STORED ROWS -

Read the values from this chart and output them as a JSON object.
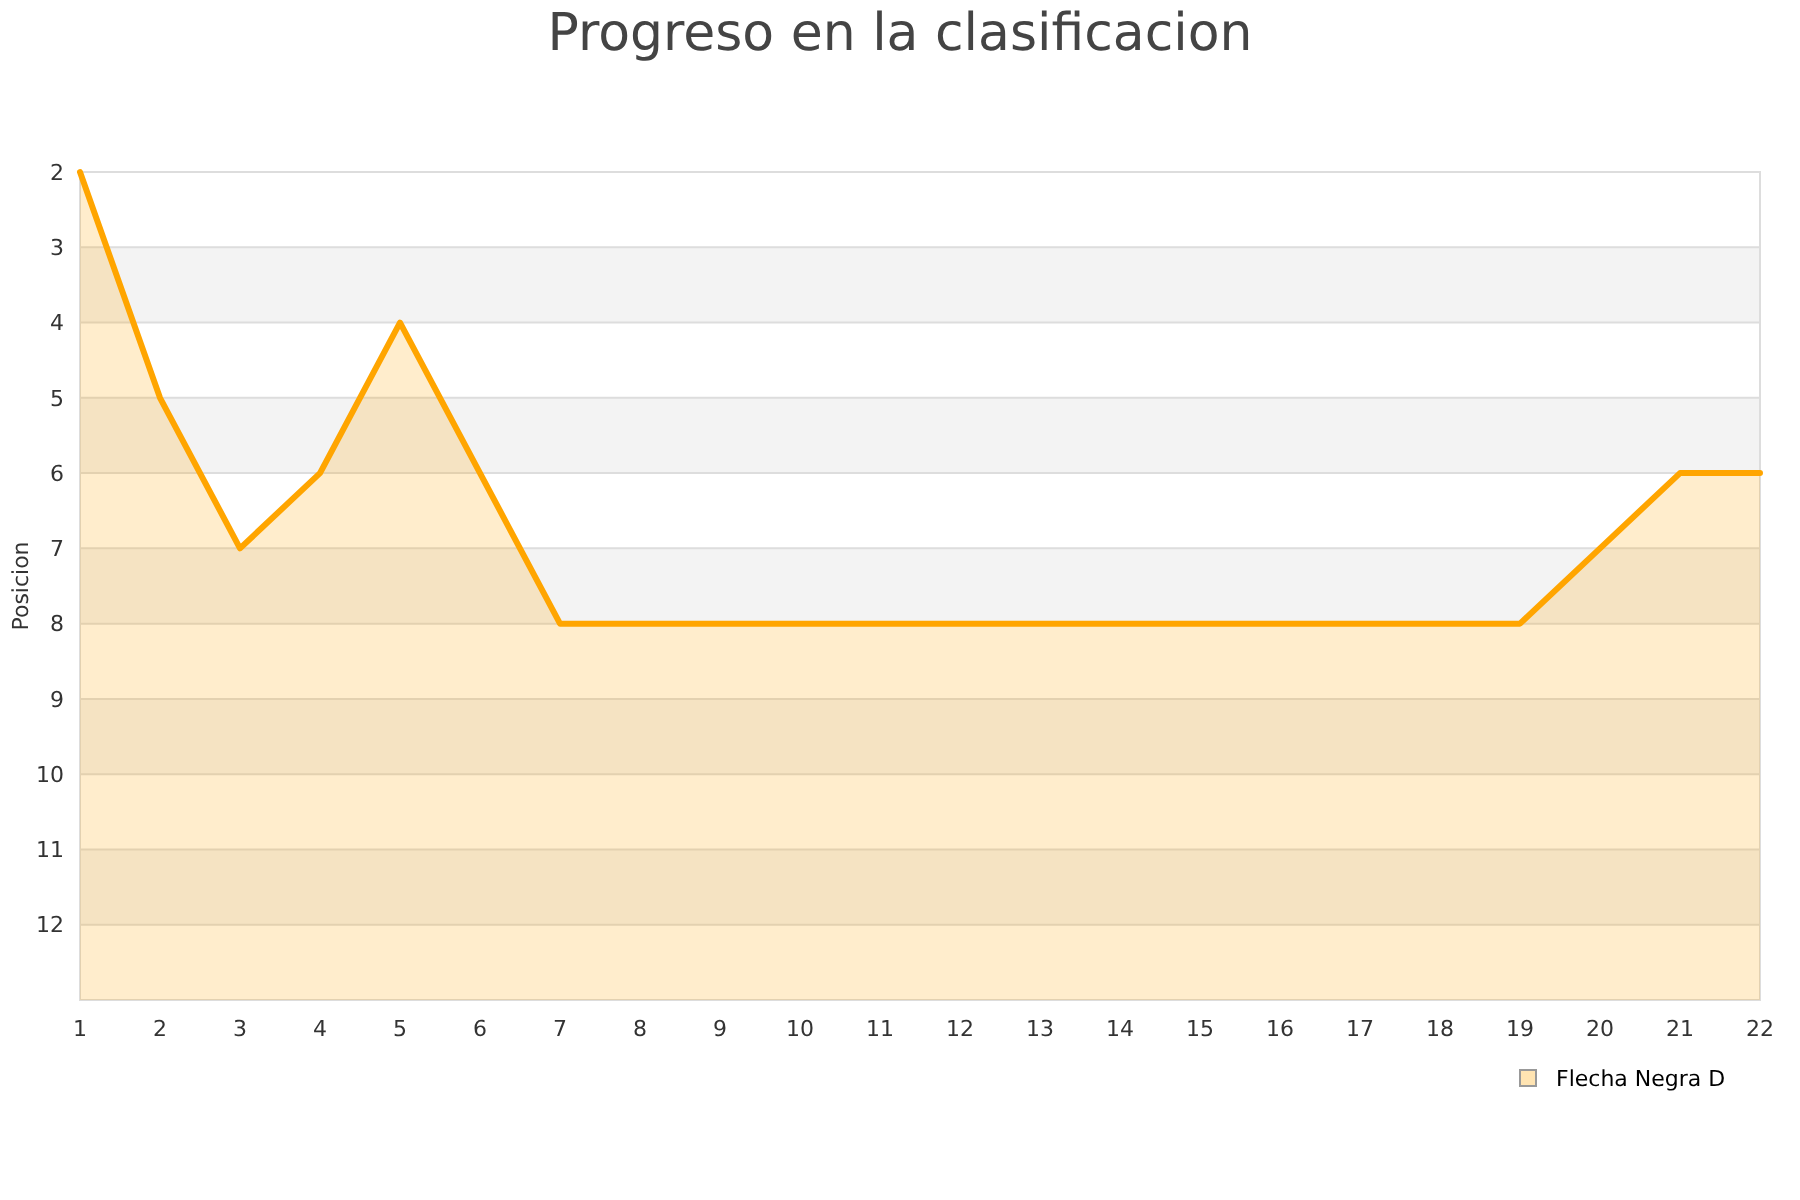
{
  "chart_data": {
    "type": "line",
    "title": "Progreso en la clasificacion",
    "ylabel": "Posicion",
    "x": [
      1,
      2,
      3,
      4,
      5,
      6,
      7,
      8,
      9,
      10,
      11,
      12,
      13,
      14,
      15,
      16,
      17,
      18,
      19,
      20,
      21,
      22
    ],
    "series": [
      {
        "name": "Flecha Negra D",
        "color": "#ffa500",
        "values": [
          2,
          5,
          7,
          6,
          4,
          6,
          8,
          8,
          8,
          8,
          8,
          8,
          8,
          8,
          8,
          8,
          8,
          8,
          8,
          7,
          6,
          6
        ],
        "lower": [
          13,
          13,
          13,
          13,
          13,
          13,
          13,
          13,
          13,
          13,
          13,
          13,
          13,
          13,
          13,
          13,
          13,
          13,
          13,
          13,
          13,
          13
        ],
        "upper": [
          2,
          5,
          7,
          6,
          4,
          6,
          8,
          8,
          8,
          8,
          8,
          8,
          8,
          8,
          8,
          8,
          8,
          8,
          8,
          7,
          6,
          6
        ]
      }
    ],
    "xlim": [
      1,
      22
    ],
    "xticks": [
      1,
      2,
      3,
      4,
      5,
      6,
      7,
      8,
      9,
      10,
      11,
      12,
      13,
      14,
      15,
      16,
      17,
      18,
      19,
      20,
      21,
      22
    ],
    "ylim": [
      13,
      2
    ],
    "yticks": [
      2,
      3,
      4,
      5,
      6,
      7,
      8,
      9,
      10,
      11,
      12
    ],
    "grid": "y",
    "legend": "bottom right",
    "marker": "none",
    "line_style": "solid"
  }
}
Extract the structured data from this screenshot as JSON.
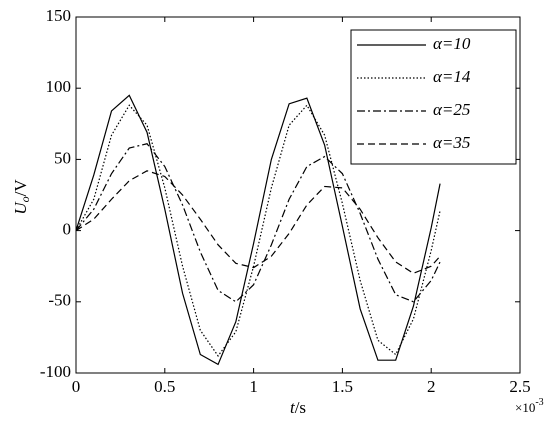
{
  "chart_data": {
    "type": "line",
    "ylabel_symbol": "U",
    "ylabel_subscript": "o",
    "ylabel_unit": "/V",
    "xlabel_symbol": "t",
    "xlabel_unit": "/s",
    "x_multiplier": "×10",
    "x_multiplier_exponent": "-3",
    "x": [
      0,
      0.1,
      0.2,
      0.3,
      0.4,
      0.5,
      0.6,
      0.7,
      0.8,
      0.9,
      1.0,
      1.1,
      1.2,
      1.3,
      1.4,
      1.5,
      1.6,
      1.7,
      1.8,
      1.9,
      2.0,
      2.05
    ],
    "series": [
      {
        "name": "α=10",
        "color": "#000000",
        "dash": "solid",
        "values": [
          0,
          39,
          84,
          95,
          69,
          15,
          -44,
          -87,
          -94,
          -64,
          -9,
          50,
          89,
          93,
          60,
          3,
          -55,
          -91,
          -91,
          -53,
          2,
          33
        ]
      },
      {
        "name": "α=14",
        "color": "#000000",
        "dash": "dotted",
        "values": [
          0,
          22,
          67,
          88,
          74,
          30,
          -25,
          -70,
          -88,
          -71,
          -25,
          30,
          74,
          88,
          67,
          19,
          -35,
          -77,
          -87,
          -62,
          -14,
          14
        ]
      },
      {
        "name": "α=25",
        "color": "#000000",
        "dash": "dashdot",
        "values": [
          0,
          15,
          40,
          58,
          61,
          45,
          18,
          -15,
          -42,
          -50,
          -38,
          -10,
          22,
          45,
          52,
          40,
          12,
          -20,
          -45,
          -50,
          -35,
          -22
        ]
      },
      {
        "name": "α=35",
        "color": "#000000",
        "dash": "dashed",
        "values": [
          0,
          8,
          22,
          35,
          42,
          38,
          25,
          8,
          -10,
          -23,
          -26,
          -18,
          -2,
          18,
          31,
          30,
          15,
          -5,
          -22,
          -30,
          -25,
          -18
        ]
      }
    ],
    "xlim": [
      0,
      2.5
    ],
    "xticks": [
      0,
      0.5,
      1,
      1.5,
      2,
      2.5
    ],
    "ylim": [
      -100,
      150
    ],
    "yticks": [
      -100,
      -50,
      0,
      50,
      100,
      150
    ],
    "grid": false,
    "legend": "upper right"
  }
}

GIVEN REQUEST - Reproduce the listing word for word and omit its pictures.

FULL ANSWER -
Read the values from this chart and output them as a JSON object.
{
  "chart_data": {
    "type": "line",
    "title": "Progreso en la clasificacion",
    "ylabel": "Posicion",
    "x": [
      1,
      2,
      3,
      4,
      5,
      6,
      7,
      8,
      9,
      10,
      11,
      12,
      13,
      14,
      15,
      16,
      17,
      18,
      19,
      20,
      21,
      22
    ],
    "series": [
      {
        "name": "Flecha Negra D",
        "color": "#ffa500",
        "values": [
          2,
          5,
          7,
          6,
          4,
          6,
          8,
          8,
          8,
          8,
          8,
          8,
          8,
          8,
          8,
          8,
          8,
          8,
          8,
          7,
          6,
          6
        ],
        "lower": [
          13,
          13,
          13,
          13,
          13,
          13,
          13,
          13,
          13,
          13,
          13,
          13,
          13,
          13,
          13,
          13,
          13,
          13,
          13,
          13,
          13,
          13
        ],
        "upper": [
          2,
          5,
          7,
          6,
          4,
          6,
          8,
          8,
          8,
          8,
          8,
          8,
          8,
          8,
          8,
          8,
          8,
          8,
          8,
          7,
          6,
          6
        ]
      }
    ],
    "xlim": [
      1,
      22
    ],
    "xticks": [
      1,
      2,
      3,
      4,
      5,
      6,
      7,
      8,
      9,
      10,
      11,
      12,
      13,
      14,
      15,
      16,
      17,
      18,
      19,
      20,
      21,
      22
    ],
    "ylim": [
      13,
      2
    ],
    "yticks": [
      2,
      3,
      4,
      5,
      6,
      7,
      8,
      9,
      10,
      11,
      12
    ],
    "grid": "y",
    "legend": "bottom right",
    "marker": "none",
    "line_style": "solid"
  }
}
Extract the structured data from this screenshot as JSON.
{
  "chart_data": {
    "type": "line",
    "ylabel_symbol": "U",
    "ylabel_subscript": "o",
    "ylabel_unit": "/V",
    "xlabel_symbol": "t",
    "xlabel_unit": "/s",
    "x_multiplier": "×10",
    "x_multiplier_exponent": "-3",
    "x": [
      0,
      0.1,
      0.2,
      0.3,
      0.4,
      0.5,
      0.6,
      0.7,
      0.8,
      0.9,
      1.0,
      1.1,
      1.2,
      1.3,
      1.4,
      1.5,
      1.6,
      1.7,
      1.8,
      1.9,
      2.0,
      2.05
    ],
    "series": [
      {
        "name": "α=10",
        "color": "#000000",
        "dash": "solid",
        "values": [
          0,
          39,
          84,
          95,
          69,
          15,
          -44,
          -87,
          -94,
          -64,
          -9,
          50,
          89,
          93,
          60,
          3,
          -55,
          -91,
          -91,
          -53,
          2,
          33
        ]
      },
      {
        "name": "α=14",
        "color": "#000000",
        "dash": "dotted",
        "values": [
          0,
          22,
          67,
          88,
          74,
          30,
          -25,
          -70,
          -88,
          -71,
          -25,
          30,
          74,
          88,
          67,
          19,
          -35,
          -77,
          -87,
          -62,
          -14,
          14
        ]
      },
      {
        "name": "α=25",
        "color": "#000000",
        "dash": "dashdot",
        "values": [
          0,
          15,
          40,
          58,
          61,
          45,
          18,
          -15,
          -42,
          -50,
          -38,
          -10,
          22,
          45,
          52,
          40,
          12,
          -20,
          -45,
          -50,
          -35,
          -22
        ]
      },
      {
        "name": "α=35",
        "color": "#000000",
        "dash": "dashed",
        "values": [
          0,
          8,
          22,
          35,
          42,
          38,
          25,
          8,
          -10,
          -23,
          -26,
          -18,
          -2,
          18,
          31,
          30,
          15,
          -5,
          -22,
          -30,
          -25,
          -18
        ]
      }
    ],
    "xlim": [
      0,
      2.5
    ],
    "xticks": [
      0,
      0.5,
      1,
      1.5,
      2,
      2.5
    ],
    "ylim": [
      -100,
      150
    ],
    "yticks": [
      -100,
      -50,
      0,
      50,
      100,
      150
    ],
    "grid": false,
    "legend": "upper right"
  }
}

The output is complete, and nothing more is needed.